> _Problem description_:
Copy out the lines that have "Задание" in them.

[Recorded data]
(begin)
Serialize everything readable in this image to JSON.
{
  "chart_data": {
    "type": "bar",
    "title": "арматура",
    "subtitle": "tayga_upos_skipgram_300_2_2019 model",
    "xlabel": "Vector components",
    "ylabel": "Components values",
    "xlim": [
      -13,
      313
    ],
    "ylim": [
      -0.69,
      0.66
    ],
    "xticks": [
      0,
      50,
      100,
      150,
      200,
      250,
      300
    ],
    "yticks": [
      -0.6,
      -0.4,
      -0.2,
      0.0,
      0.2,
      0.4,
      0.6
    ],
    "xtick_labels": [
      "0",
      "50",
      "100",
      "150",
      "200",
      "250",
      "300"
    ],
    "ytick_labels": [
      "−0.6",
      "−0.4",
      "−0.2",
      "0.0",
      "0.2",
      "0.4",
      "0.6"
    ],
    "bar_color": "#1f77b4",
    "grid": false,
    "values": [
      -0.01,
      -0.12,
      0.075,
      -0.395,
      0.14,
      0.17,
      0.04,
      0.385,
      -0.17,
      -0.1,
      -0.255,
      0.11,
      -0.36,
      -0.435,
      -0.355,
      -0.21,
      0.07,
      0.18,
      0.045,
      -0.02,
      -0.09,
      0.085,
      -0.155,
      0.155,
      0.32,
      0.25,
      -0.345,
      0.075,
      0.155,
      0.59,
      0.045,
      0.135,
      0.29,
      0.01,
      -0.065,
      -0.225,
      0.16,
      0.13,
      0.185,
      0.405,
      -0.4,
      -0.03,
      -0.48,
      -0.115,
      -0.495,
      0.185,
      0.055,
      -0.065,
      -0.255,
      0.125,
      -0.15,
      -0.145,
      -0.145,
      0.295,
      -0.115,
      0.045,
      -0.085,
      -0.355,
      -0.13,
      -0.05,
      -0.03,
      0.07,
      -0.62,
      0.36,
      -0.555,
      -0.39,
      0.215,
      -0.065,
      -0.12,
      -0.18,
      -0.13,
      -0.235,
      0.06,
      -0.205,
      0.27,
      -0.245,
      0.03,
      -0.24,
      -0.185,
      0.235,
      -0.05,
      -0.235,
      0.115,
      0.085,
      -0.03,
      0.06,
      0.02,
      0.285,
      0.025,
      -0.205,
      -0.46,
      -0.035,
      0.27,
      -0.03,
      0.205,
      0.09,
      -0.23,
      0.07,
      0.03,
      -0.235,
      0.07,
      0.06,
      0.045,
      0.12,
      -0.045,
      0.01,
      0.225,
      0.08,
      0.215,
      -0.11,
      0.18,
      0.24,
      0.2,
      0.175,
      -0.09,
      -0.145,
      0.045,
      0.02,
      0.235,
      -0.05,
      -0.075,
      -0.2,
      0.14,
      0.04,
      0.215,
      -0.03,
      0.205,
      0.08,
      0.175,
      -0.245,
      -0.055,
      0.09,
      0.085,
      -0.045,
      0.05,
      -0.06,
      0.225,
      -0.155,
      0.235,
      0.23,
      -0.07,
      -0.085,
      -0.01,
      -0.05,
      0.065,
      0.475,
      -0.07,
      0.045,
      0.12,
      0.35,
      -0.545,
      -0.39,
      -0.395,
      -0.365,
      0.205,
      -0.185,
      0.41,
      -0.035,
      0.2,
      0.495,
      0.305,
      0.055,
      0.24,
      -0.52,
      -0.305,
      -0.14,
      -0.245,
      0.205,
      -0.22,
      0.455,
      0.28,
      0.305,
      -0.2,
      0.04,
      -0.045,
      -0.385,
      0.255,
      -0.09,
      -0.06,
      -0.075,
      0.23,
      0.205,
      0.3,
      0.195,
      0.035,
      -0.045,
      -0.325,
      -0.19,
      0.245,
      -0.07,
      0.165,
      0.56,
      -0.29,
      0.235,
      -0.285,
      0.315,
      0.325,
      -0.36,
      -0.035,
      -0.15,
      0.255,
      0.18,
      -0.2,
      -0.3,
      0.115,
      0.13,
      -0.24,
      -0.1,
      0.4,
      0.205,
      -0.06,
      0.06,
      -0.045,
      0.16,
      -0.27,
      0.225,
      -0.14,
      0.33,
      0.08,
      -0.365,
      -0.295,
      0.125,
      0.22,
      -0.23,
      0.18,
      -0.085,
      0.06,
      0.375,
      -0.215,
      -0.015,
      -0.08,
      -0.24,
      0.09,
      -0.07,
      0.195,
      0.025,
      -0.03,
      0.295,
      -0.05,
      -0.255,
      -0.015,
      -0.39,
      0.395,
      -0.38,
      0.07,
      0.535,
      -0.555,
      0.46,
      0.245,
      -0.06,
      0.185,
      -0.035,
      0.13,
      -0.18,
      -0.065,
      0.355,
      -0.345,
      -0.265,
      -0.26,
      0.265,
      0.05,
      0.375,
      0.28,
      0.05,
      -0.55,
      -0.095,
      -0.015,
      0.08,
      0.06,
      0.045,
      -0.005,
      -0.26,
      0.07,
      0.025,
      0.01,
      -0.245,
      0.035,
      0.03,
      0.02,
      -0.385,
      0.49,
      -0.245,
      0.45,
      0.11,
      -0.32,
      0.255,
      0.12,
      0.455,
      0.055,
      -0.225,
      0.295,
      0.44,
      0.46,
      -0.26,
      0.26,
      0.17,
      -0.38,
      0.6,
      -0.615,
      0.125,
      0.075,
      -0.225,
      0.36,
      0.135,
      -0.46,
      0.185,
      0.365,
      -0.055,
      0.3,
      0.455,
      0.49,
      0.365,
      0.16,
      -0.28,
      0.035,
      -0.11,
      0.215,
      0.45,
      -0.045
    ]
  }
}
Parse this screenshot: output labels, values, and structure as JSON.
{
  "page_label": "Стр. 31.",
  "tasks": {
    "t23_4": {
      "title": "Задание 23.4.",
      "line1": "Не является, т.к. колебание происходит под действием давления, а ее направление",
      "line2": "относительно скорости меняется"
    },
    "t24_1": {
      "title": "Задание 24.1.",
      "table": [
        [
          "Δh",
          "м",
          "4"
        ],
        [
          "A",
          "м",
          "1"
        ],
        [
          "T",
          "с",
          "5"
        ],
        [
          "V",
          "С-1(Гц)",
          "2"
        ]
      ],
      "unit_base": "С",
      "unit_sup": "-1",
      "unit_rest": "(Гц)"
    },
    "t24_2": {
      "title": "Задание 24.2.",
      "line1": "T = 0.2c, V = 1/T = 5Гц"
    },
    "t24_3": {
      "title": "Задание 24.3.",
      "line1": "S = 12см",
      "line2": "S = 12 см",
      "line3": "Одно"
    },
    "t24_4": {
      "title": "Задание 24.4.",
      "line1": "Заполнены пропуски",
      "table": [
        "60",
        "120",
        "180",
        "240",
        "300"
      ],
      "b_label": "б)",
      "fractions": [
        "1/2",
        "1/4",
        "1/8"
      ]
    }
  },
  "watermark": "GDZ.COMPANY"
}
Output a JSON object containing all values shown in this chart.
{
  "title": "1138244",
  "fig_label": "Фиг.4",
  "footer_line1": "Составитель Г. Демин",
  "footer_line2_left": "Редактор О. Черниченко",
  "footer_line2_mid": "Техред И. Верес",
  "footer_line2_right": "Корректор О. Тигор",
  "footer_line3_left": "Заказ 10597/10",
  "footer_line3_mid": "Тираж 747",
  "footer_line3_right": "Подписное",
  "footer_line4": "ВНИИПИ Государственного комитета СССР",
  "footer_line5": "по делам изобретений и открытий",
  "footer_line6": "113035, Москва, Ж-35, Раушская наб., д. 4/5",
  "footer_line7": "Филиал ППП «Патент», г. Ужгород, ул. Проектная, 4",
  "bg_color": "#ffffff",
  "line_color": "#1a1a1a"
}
(end)
> _Exercise response_:
      "title": "Задание 23.4.",
      "title": "Задание 24.1.",
      "title": "Задание 24.2.",
      "title": "Задание 24.3.",
      "title": "Задание 24.4.",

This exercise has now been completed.